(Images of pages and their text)
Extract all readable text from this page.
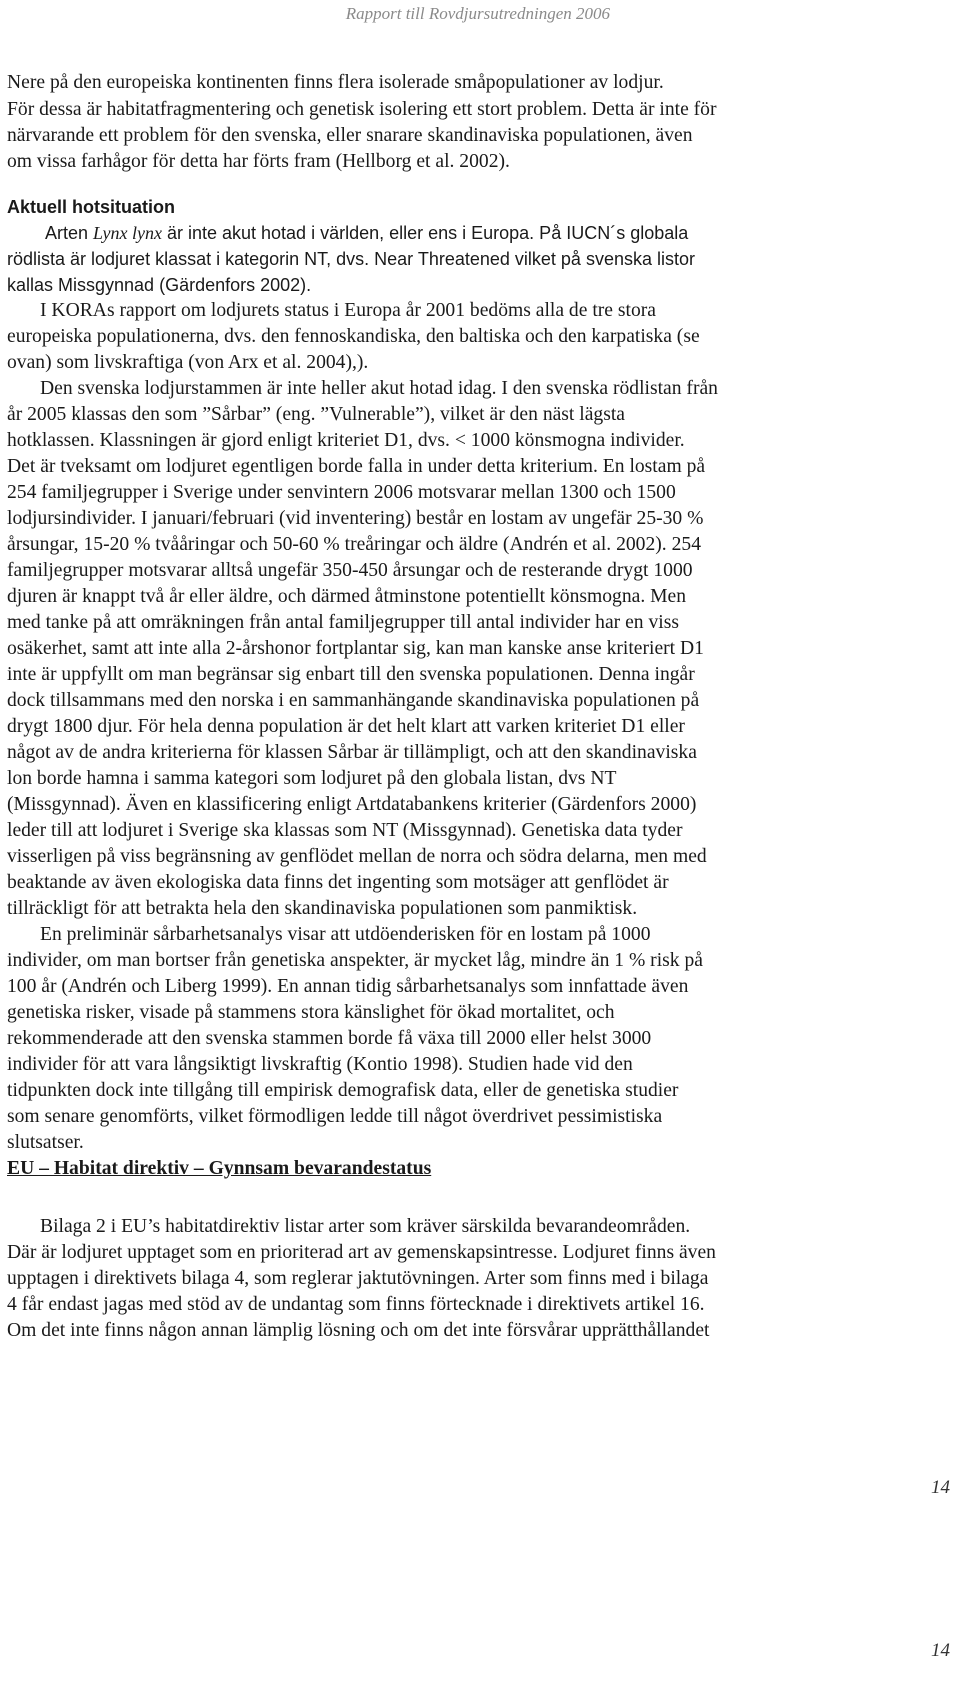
Rapport till Rovdjursutredningen 2006
Nere på den europeiska kontinenten finns flera isolerade småpopulationer av lodjur.
För dessa är habitatfragmentering och genetisk isolering ett stort problem. Detta är inte för
närvarande ett problem för den svenska, eller snarare skandinaviska populationen, även
om vissa farhågor för detta har förts fram (Hellborg et al. 2002).
Aktuell hotsituation
Arten Lynx lynx är inte akut hotad i världen, eller ens i Europa. På IUCN´s globala
rödlista är lodjuret klassat i kategorin NT, dvs. Near Threatened vilket på svenska listor
kallas Missgynnad (Gärdenfors 2002).
I KORAs rapport om lodjurets status i Europa år 2001 bedöms alla de tre stora
europeiska populationerna, dvs. den fennoskandiska, den baltiska och den karpatiska (se
ovan) som livskraftiga (von Arx et al. 2004),).
Den svenska lodjurstammen är inte heller akut hotad idag. I den svenska rödlistan från
år 2005 klassas den som ”Sårbar” (eng. ”Vulnerable”), vilket är den näst lägsta
hotklassen. Klassningen är gjord enligt kriteriet D1, dvs. < 1000 könsmogna individer.
Det är tveksamt om lodjuret egentligen borde falla in under detta kriterium. En lostam på
254 familjegrupper i Sverige under senvintern 2006 motsvarar mellan 1300 och 1500
lodjursindivider. I januari/februari (vid inventering) består en lostam av ungefär 25-30 %
årsungar, 15-20 % tvååringar och 50-60 % treåringar och äldre (Andrén et al. 2002). 254
familjegrupper motsvarar alltså ungefär 350-450 årsungar och de resterande drygt 1000
djuren är knappt två år eller äldre, och därmed åtminstone potentiellt könsmogna. Men
med tanke på att omräkningen från antal familjegrupper till antal individer har en viss
osäkerhet, samt att inte alla 2-årshonor fortplantar sig, kan man kanske anse kriteriert D1
inte är uppfyllt om man begränsar sig enbart till den svenska populationen. Denna ingår
dock tillsammans med den norska i en sammanhängande skandinaviska populationen på
drygt 1800 djur. För hela denna population är det helt klart att varken kriteriet D1 eller
något av de andra kriterierna för klassen Sårbar är tillämpligt, och att den skandinaviska
lon borde hamna i samma kategori som lodjuret på den globala listan, dvs NT
(Missgynnad). Även en klassificering enligt Artdatabankens kriterier (Gärdenfors 2000)
leder till att lodjuret i Sverige ska klassas som NT (Missgynnad). Genetiska data tyder
visserligen på viss begränsning av genflödet mellan de norra och södra delarna, men med
beaktande av även ekologiska data finns det ingenting som motsäger att genflödet är
tillräckligt för att betrakta hela den skandinaviska populationen som panmiktisk.
En preliminär sårbarhetsanalys visar att utdöenderisken för en lostam på 1000
individer, om man bortser från genetiska anspekter, är mycket låg, mindre än 1 % risk på
100 år (Andrén och Liberg 1999). En annan tidig sårbarhetsanalys som innfattade även
genetiska risker, visade på stammens stora känslighet för ökad mortalitet, och
rekommenderade att den svenska stammen borde få växa till 2000 eller helst 3000
individer för att vara långsiktigt livskraftig (Kontio 1998). Studien hade vid den
tidpunkten dock inte tillgång till empirisk demografisk data, eller de genetiska studier
som senare genomförts, vilket förmodligen ledde till något överdrivet pessimistiska
slutsatser.
EU – Habitat direktiv – Gynnsam bevarandestatus
Bilaga 2 i EU’s habitatdirektiv listar arter som kräver särskilda bevarandeområden.
Där är lodjuret upptaget som en prioriterad art av gemenskapsintresse. Lodjuret finns även
upptagen i direktivets bilaga 4, som reglerar jaktutövningen. Arter som finns med i bilaga
4 får endast jagas med stöd av de undantag som finns förtecknade i direktivets artikel 16.
Om det inte finns någon annan lämplig lösning och om det inte försvårar upprätthållandet
14
14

> **INSTRUCTIONS TO FOLLOW**:
Although the entries contain pictures, reproduce only the rest, exactly as written.

> **PROBLEM SOLUTION**:
Extract all readable text from this page.
Rapport till Rovdjursutredningen 2006
Nere på den europeiska kontinenten finns flera isolerade småpopulationer av lodjur.
För dessa är habitatfragmentering och genetisk isolering ett stort problem. Detta är inte för
närvarande ett problem för den svenska, eller snarare skandinaviska populationen, även
om vissa farhågor för detta har förts fram (Hellborg et al. 2002).
Aktuell hotsituation
Arten Lynx lynx är inte akut hotad i världen, eller ens i Europa. På IUCN´s globala
rödlista är lodjuret klassat i kategorin NT, dvs. Near Threatened vilket på svenska listor
kallas Missgynnad (Gärdenfors 2002).
I KORAs rapport om lodjurets status i Europa år 2001 bedöms alla de tre stora
europeiska populationerna, dvs. den fennoskandiska, den baltiska och den karpatiska (se
ovan) som livskraftiga (von Arx et al. 2004),).
Den svenska lodjurstammen är inte heller akut hotad idag. I den svenska rödlistan från
år 2005 klassas den som ”Sårbar” (eng. ”Vulnerable”), vilket är den näst lägsta
hotklassen. Klassningen är gjord enligt kriteriet D1, dvs. < 1000 könsmogna individer.
Det är tveksamt om lodjuret egentligen borde falla in under detta kriterium. En lostam på
254 familjegrupper i Sverige under senvintern 2006 motsvarar mellan 1300 och 1500
lodjursindivider. I januari/februari (vid inventering) består en lostam av ungefär 25-30 %
årsungar, 15-20 % tvååringar och 50-60 % treåringar och äldre (Andrén et al. 2002). 254
familjegrupper motsvarar alltså ungefär 350-450 årsungar och de resterande drygt 1000
djuren är knappt två år eller äldre, och därmed åtminstone potentiellt könsmogna. Men
med tanke på att omräkningen från antal familjegrupper till antal individer har en viss
osäkerhet, samt att inte alla 2-årshonor fortplantar sig, kan man kanske anse kriteriert D1
inte är uppfyllt om man begränsar sig enbart till den svenska populationen. Denna ingår
dock tillsammans med den norska i en sammanhängande skandinaviska populationen på
drygt 1800 djur. För hela denna population är det helt klart att varken kriteriet D1 eller
något av de andra kriterierna för klassen Sårbar är tillämpligt, och att den skandinaviska
lon borde hamna i samma kategori som lodjuret på den globala listan, dvs NT
(Missgynnad). Även en klassificering enligt Artdatabankens kriterier (Gärdenfors 2000)
leder till att lodjuret i Sverige ska klassas som NT (Missgynnad). Genetiska data tyder
visserligen på viss begränsning av genflödet mellan de norra och södra delarna, men med
beaktande av även ekologiska data finns det ingenting som motsäger att genflödet är
tillräckligt för att betrakta hela den skandinaviska populationen som panmiktisk.
En preliminär sårbarhetsanalys visar att utdöenderisken för en lostam på 1000
individer, om man bortser från genetiska anspekter, är mycket låg, mindre än 1 % risk på
100 år (Andrén och Liberg 1999). En annan tidig sårbarhetsanalys som innfattade även
genetiska risker, visade på stammens stora känslighet för ökad mortalitet, och
rekommenderade att den svenska stammen borde få växa till 2000 eller helst 3000
individer för att vara långsiktigt livskraftig (Kontio 1998). Studien hade vid den
tidpunkten dock inte tillgång till empirisk demografisk data, eller de genetiska studier
som senare genomförts, vilket förmodligen ledde till något överdrivet pessimistiska
slutsatser.
EU – Habitat direktiv – Gynnsam bevarandestatus
Bilaga 2 i EU’s habitatdirektiv listar arter som kräver särskilda bevarandeområden.
Där är lodjuret upptaget som en prioriterad art av gemenskapsintresse. Lodjuret finns även
upptagen i direktivets bilaga 4, som reglerar jaktutövningen. Arter som finns med i bilaga
4 får endast jagas med stöd av de undantag som finns förtecknade i direktivets artikel 16.
Om det inte finns någon annan lämplig lösning och om det inte försvårar upprätthållandet
14
14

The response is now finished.